Exercise: Look through the entries that follow and return each line that has the string "projection".

Dataset entries:
# # # # # # #
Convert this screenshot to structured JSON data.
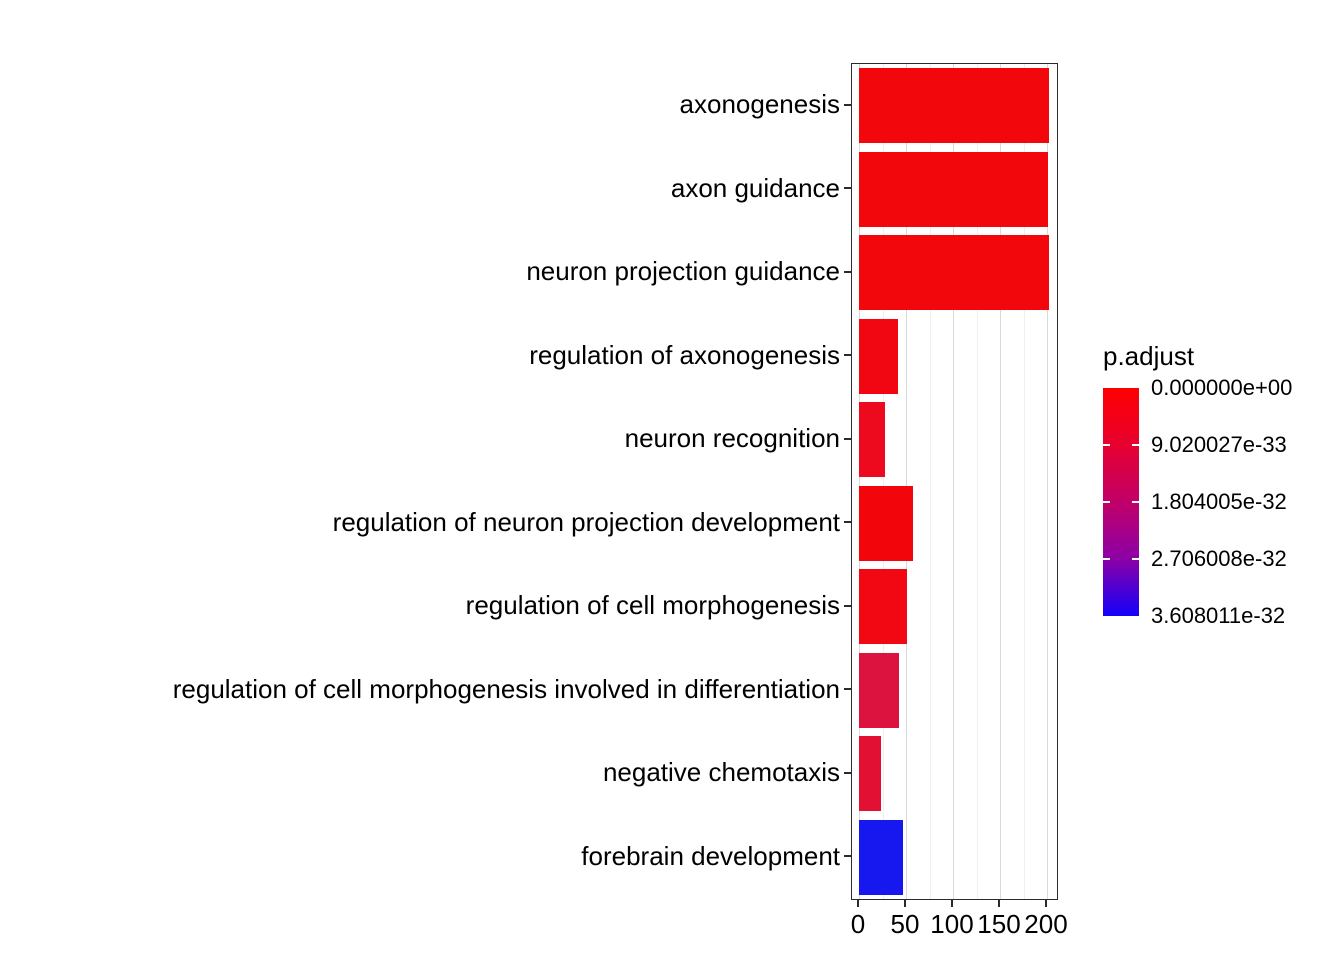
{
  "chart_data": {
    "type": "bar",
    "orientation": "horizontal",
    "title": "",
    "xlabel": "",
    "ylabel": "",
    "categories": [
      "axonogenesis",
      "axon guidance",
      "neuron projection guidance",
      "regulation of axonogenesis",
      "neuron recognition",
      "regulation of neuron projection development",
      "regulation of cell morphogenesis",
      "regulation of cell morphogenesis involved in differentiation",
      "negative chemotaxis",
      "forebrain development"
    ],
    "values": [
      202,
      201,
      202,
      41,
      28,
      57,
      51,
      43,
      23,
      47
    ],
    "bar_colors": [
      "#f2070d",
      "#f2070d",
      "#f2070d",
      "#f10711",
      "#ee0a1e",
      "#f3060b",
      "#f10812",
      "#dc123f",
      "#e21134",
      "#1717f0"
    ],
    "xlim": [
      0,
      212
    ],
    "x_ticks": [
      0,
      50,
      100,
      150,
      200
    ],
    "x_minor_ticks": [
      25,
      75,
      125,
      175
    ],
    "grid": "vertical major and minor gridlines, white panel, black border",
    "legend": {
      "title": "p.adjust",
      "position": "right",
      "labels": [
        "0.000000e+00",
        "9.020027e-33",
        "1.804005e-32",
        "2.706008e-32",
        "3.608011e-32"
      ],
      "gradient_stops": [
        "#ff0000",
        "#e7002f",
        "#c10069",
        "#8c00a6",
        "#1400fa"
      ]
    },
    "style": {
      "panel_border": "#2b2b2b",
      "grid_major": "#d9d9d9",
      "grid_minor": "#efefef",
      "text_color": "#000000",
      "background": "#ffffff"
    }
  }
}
# # # # # # #
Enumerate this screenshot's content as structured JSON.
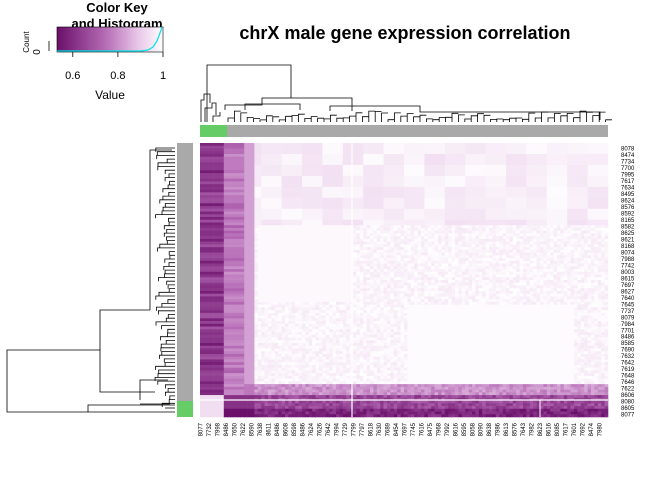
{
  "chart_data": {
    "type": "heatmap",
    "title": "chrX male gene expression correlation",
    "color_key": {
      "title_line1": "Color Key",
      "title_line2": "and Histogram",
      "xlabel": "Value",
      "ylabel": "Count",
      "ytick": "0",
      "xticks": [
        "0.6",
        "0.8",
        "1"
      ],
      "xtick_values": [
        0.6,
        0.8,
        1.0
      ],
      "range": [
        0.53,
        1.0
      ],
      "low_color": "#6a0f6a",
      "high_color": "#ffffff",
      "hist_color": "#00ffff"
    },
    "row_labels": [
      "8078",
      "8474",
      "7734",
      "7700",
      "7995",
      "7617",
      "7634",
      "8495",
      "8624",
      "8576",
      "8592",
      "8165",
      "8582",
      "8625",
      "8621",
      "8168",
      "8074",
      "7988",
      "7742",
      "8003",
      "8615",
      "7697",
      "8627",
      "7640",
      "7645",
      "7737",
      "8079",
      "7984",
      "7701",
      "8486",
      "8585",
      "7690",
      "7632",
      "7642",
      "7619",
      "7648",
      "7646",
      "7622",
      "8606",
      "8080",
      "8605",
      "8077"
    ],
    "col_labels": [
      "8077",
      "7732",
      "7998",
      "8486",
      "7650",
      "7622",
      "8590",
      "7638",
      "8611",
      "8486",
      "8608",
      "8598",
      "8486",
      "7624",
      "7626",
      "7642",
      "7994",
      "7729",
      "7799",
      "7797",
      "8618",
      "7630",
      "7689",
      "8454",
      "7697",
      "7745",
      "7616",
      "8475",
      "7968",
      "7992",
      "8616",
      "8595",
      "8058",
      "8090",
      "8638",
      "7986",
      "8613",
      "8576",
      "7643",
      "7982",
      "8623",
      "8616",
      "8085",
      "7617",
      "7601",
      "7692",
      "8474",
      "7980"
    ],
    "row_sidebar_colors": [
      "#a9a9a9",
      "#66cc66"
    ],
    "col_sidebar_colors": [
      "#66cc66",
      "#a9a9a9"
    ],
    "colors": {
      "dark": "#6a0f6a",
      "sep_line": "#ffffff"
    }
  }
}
# # # # # # #
Response to the exercise:
      "neuron projection guidance",
      "regulation of neuron projection development",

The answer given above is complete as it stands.